Given exercise
Return every line of the records below verbatim, with no pictures in the copy.

Dataset entries
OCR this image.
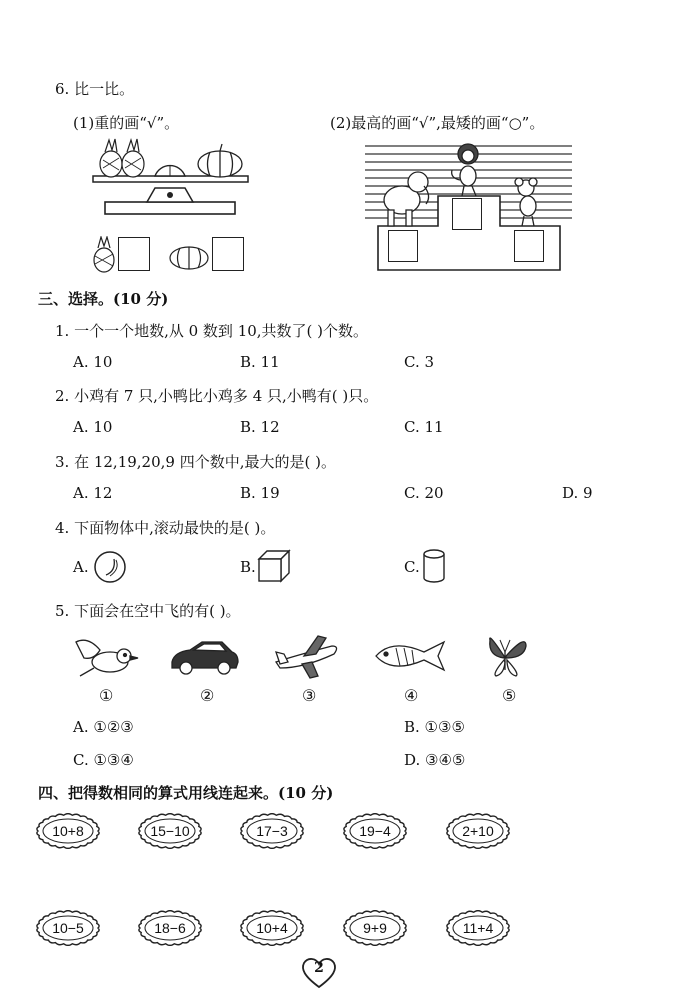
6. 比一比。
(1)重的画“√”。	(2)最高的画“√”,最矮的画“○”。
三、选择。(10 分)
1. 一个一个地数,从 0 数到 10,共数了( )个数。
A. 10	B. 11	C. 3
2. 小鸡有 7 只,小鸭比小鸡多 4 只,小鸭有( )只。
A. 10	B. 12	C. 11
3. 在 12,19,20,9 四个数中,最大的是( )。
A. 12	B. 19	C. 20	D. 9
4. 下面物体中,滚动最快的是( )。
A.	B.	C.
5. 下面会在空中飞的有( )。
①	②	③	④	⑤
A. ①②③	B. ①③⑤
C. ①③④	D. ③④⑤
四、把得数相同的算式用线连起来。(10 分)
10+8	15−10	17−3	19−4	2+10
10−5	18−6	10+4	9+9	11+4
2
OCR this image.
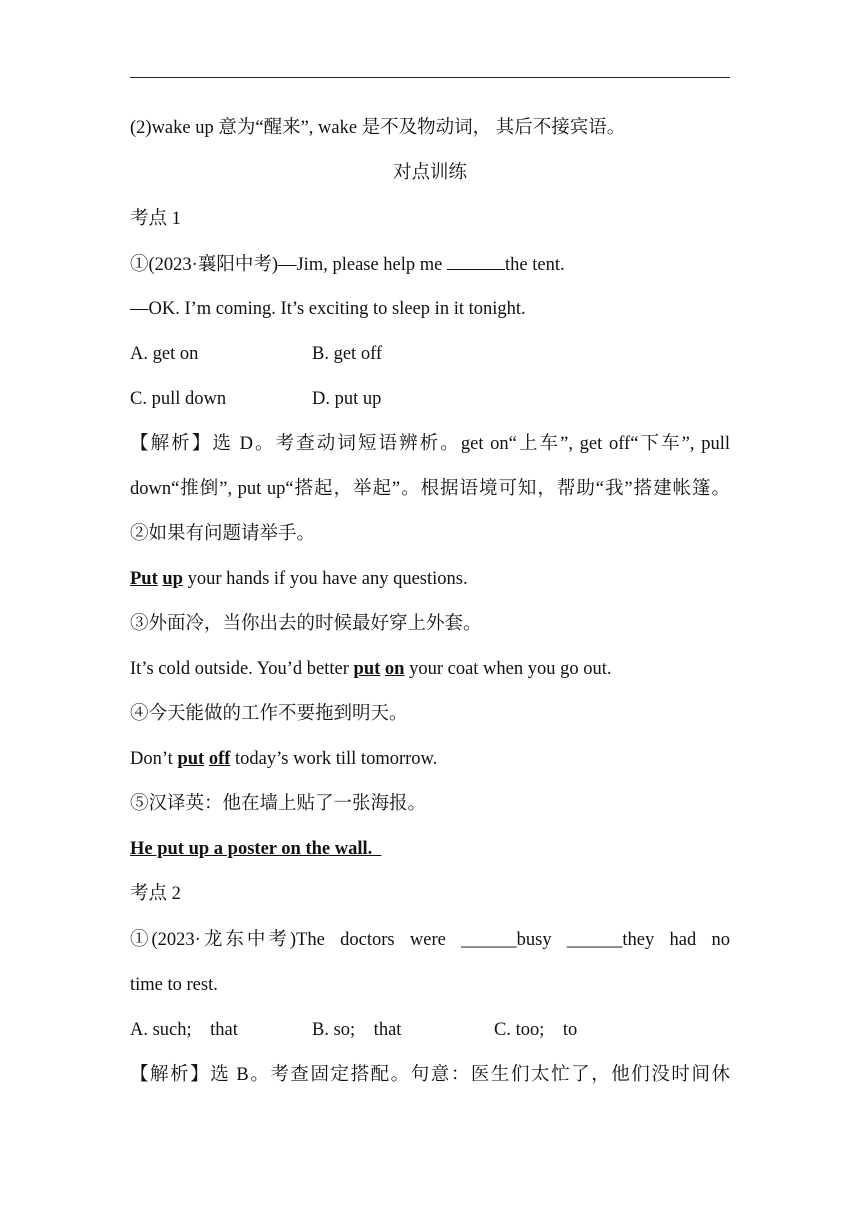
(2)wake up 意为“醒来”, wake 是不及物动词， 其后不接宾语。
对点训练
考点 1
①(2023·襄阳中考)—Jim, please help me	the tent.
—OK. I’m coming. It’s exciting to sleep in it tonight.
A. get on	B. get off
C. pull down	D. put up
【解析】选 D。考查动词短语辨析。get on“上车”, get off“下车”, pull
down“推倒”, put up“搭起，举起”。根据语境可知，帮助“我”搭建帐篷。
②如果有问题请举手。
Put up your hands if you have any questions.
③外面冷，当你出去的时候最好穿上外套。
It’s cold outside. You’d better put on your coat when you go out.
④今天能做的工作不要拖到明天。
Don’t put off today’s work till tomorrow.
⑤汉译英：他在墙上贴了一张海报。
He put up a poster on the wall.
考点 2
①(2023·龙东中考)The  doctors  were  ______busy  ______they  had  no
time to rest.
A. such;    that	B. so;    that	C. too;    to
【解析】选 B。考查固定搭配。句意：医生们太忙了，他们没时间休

The answer
OCR this image.
6. 比一比。
(1)重的画“√”。	(2)最高的画“√”,最矮的画“○”。
三、选择。(10 分)
1. 一个一个地数,从 0 数到 10,共数了( )个数。
A. 10	B. 11	C. 3
2. 小鸡有 7 只,小鸭比小鸡多 4 只,小鸭有( )只。
A. 10	B. 12	C. 11
3. 在 12,19,20,9 四个数中,最大的是( )。
A. 12	B. 19	C. 20	D. 9
4. 下面物体中,滚动最快的是( )。
A.	B.	C.
5. 下面会在空中飞的有( )。
①	②	③	④	⑤
A. ①②③	B. ①③⑤
C. ①③④	D. ③④⑤
四、把得数相同的算式用线连起来。(10 分)
10+8	15−10	17−3	19−4	2+10
10−5	18−6	10+4	9+9	11+4
2
OCR this image.
(2)wake up 意为“醒来”, wake 是不及物动词， 其后不接宾语。
对点训练
考点 1
①(2023·襄阳中考)—Jim, please help me	the tent.
—OK. I’m coming. It’s exciting to sleep in it tonight.
A. get on	B. get off
C. pull down	D. put up
【解析】选 D。考查动词短语辨析。get on“上车”, get off“下车”, pull
down“推倒”, put up“搭起，举起”。根据语境可知，帮助“我”搭建帐篷。
②如果有问题请举手。
Put up your hands if you have any questions.
③外面冷，当你出去的时候最好穿上外套。
It’s cold outside. You’d better put on your coat when you go out.
④今天能做的工作不要拖到明天。
Don’t put off today’s work till tomorrow.
⑤汉译英：他在墙上贴了一张海报。
He put up a poster on the wall.
考点 2
①(2023·龙东中考)The  doctors  were  ______busy  ______they  had  no
time to rest.
A. such;    that	B. so;    that	C. too;    to
【解析】选 B。考查固定搭配。句意：医生们太忙了，他们没时间休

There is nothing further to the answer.